Instructions to follow:
Set down each entry exactly as given; pictures should not appear in the copy.

Records for this task:
+--

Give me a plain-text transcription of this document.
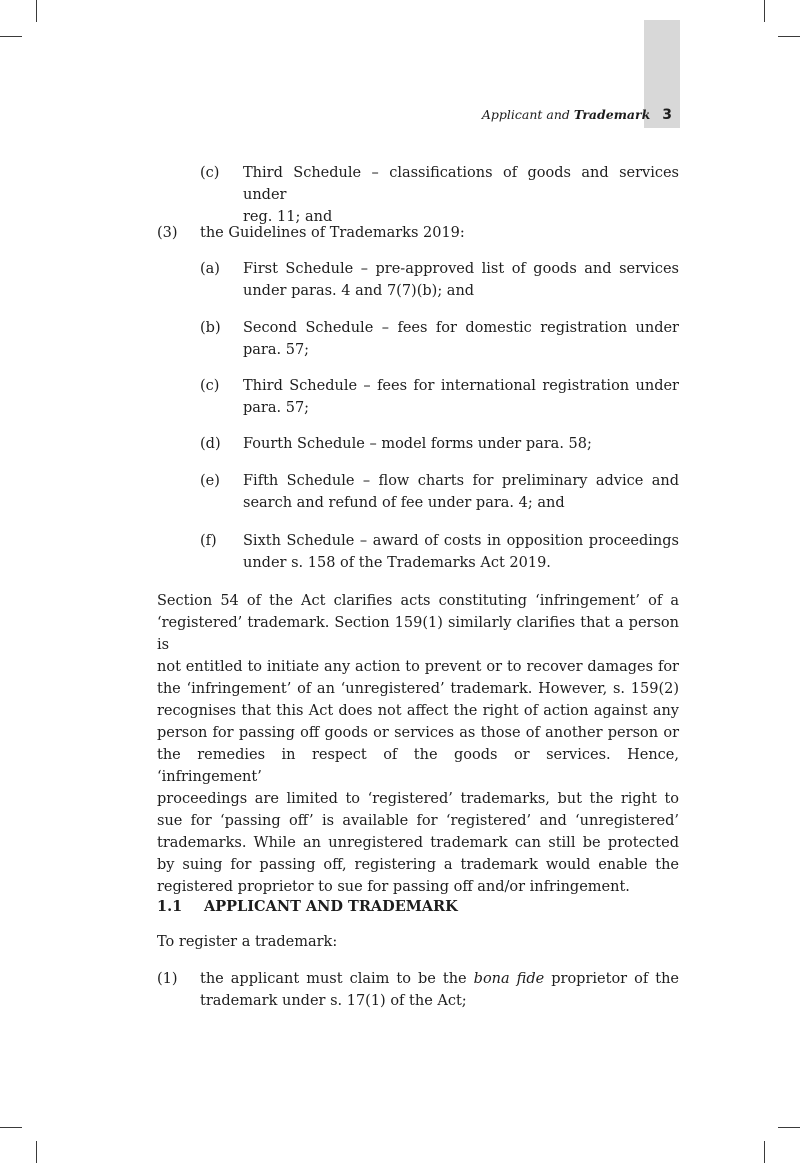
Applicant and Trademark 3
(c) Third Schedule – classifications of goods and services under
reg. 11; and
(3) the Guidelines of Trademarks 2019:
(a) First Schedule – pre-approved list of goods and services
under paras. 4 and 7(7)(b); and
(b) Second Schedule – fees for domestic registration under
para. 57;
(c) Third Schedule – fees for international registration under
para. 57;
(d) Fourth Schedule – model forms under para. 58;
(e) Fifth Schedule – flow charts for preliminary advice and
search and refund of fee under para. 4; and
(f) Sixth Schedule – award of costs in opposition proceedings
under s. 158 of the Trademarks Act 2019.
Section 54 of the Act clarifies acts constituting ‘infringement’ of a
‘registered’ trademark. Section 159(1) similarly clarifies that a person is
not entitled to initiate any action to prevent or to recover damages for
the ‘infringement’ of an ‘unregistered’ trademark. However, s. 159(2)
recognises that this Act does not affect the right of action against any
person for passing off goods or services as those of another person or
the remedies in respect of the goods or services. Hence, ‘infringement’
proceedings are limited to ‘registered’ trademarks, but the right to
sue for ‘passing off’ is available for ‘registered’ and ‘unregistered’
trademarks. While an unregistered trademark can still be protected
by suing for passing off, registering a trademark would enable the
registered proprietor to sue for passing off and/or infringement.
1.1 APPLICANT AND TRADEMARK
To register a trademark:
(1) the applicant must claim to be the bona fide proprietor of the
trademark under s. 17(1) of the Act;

+--

Output of the exercise:
Give me a plain-text transcription of this document.
Applicant and Trademark 3
(c) Third Schedule – classifications of goods and services under
reg. 11; and
(3) the Guidelines of Trademarks 2019:
(a) First Schedule – pre-approved list of goods and services
under paras. 4 and 7(7)(b); and
(b) Second Schedule – fees for domestic registration under
para. 57;
(c) Third Schedule – fees for international registration under
para. 57;
(d) Fourth Schedule – model forms under para. 58;
(e) Fifth Schedule – flow charts for preliminary advice and
search and refund of fee under para. 4; and
(f) Sixth Schedule – award of costs in opposition proceedings
under s. 158 of the Trademarks Act 2019.
Section 54 of the Act clarifies acts constituting ‘infringement’ of a
‘registered’ trademark. Section 159(1) similarly clarifies that a person is
not entitled to initiate any action to prevent or to recover damages for
the ‘infringement’ of an ‘unregistered’ trademark. However, s. 159(2)
recognises that this Act does not affect the right of action against any
person for passing off goods or services as those of another person or
the remedies in respect of the goods or services. Hence, ‘infringement’
proceedings are limited to ‘registered’ trademarks, but the right to
sue for ‘passing off’ is available for ‘registered’ and ‘unregistered’
trademarks. While an unregistered trademark can still be protected
by suing for passing off, registering a trademark would enable the
registered proprietor to sue for passing off and/or infringement.
1.1 APPLICANT AND TRADEMARK
To register a trademark:
(1) the applicant must claim to be the bona fide proprietor of the
trademark under s. 17(1) of the Act;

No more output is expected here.